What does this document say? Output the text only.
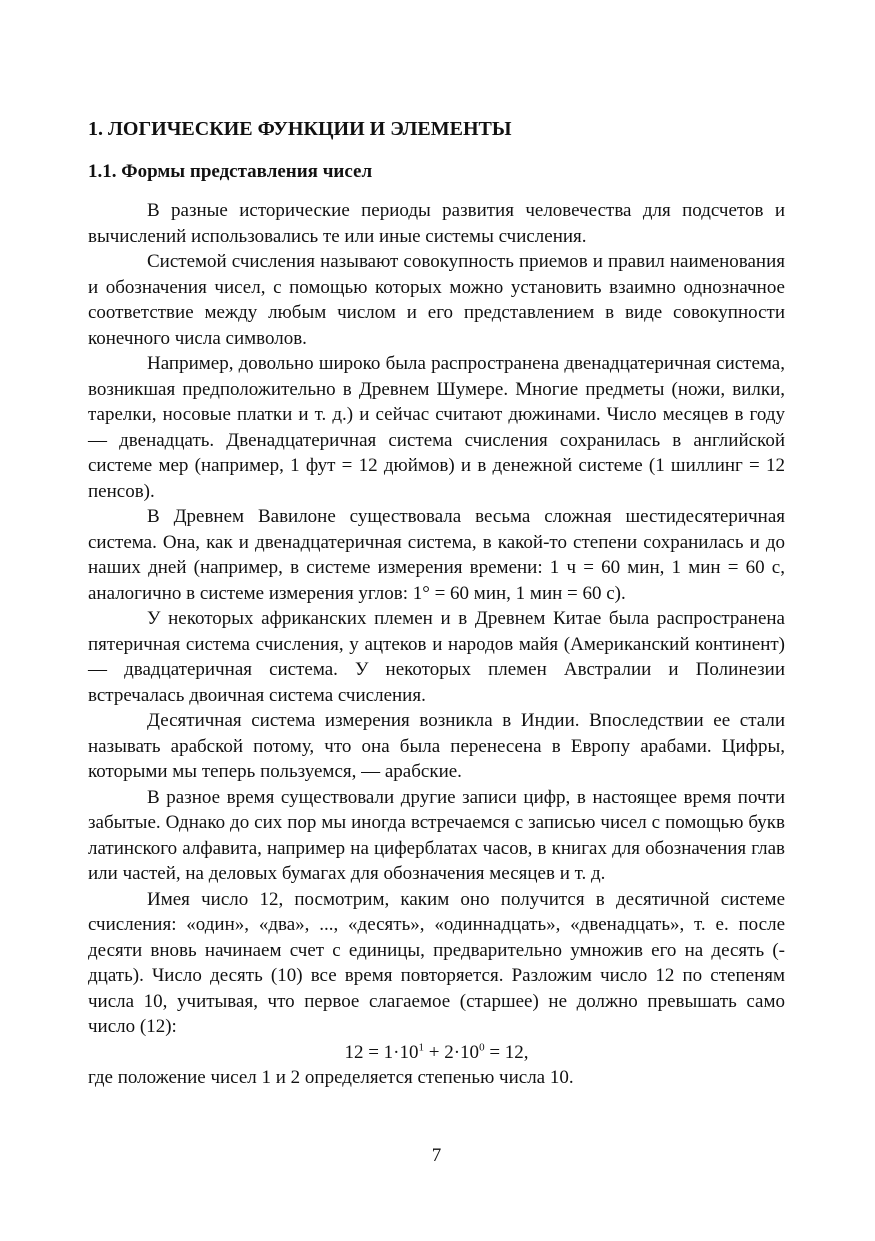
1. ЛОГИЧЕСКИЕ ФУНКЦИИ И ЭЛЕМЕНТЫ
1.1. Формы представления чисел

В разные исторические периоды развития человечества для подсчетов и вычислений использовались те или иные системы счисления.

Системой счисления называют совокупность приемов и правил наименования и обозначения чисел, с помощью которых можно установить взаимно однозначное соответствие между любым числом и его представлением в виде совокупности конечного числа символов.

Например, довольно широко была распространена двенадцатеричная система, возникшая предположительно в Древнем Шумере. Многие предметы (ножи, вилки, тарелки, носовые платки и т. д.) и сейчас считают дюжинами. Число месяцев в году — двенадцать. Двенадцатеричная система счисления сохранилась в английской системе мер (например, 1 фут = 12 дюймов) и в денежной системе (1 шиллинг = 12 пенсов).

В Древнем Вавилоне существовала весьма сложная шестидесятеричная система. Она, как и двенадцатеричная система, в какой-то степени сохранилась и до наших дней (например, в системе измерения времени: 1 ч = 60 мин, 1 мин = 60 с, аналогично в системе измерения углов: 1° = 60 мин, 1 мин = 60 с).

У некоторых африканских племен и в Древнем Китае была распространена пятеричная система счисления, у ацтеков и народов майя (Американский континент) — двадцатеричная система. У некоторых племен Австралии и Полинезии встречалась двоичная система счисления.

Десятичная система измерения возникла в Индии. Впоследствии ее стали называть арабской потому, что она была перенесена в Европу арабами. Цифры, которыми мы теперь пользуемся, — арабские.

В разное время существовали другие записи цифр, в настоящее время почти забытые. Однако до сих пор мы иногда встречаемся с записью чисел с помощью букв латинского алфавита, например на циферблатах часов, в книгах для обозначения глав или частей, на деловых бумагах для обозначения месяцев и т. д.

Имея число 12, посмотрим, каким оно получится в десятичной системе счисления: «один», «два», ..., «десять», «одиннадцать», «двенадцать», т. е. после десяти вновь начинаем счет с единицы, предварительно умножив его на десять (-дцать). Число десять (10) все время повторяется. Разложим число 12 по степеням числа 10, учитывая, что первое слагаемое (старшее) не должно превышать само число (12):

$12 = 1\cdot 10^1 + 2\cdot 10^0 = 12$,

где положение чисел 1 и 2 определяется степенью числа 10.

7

BRIEF:
Take every line that includes the string "измерения" and copy it.

RESULT OF THE TASK:
В Древнем Вавилоне существовала весьма сложная шестидесятеричная система. Она, как и двенадцатеричная система, в какой-то степени сохранилась и до наших дней (например, в системе измерения времени: 1 ч = 60 мин, 1 мин = 60 с, аналогично в системе измерения углов: 1° = 60 мин, 1 мин = 60 с).
Десятичная система измерения возникла в Индии. Впоследствии ее стали называть арабской потому, что она была перенесена в Европу арабами. Цифры, которыми мы теперь пользуемся, — арабские.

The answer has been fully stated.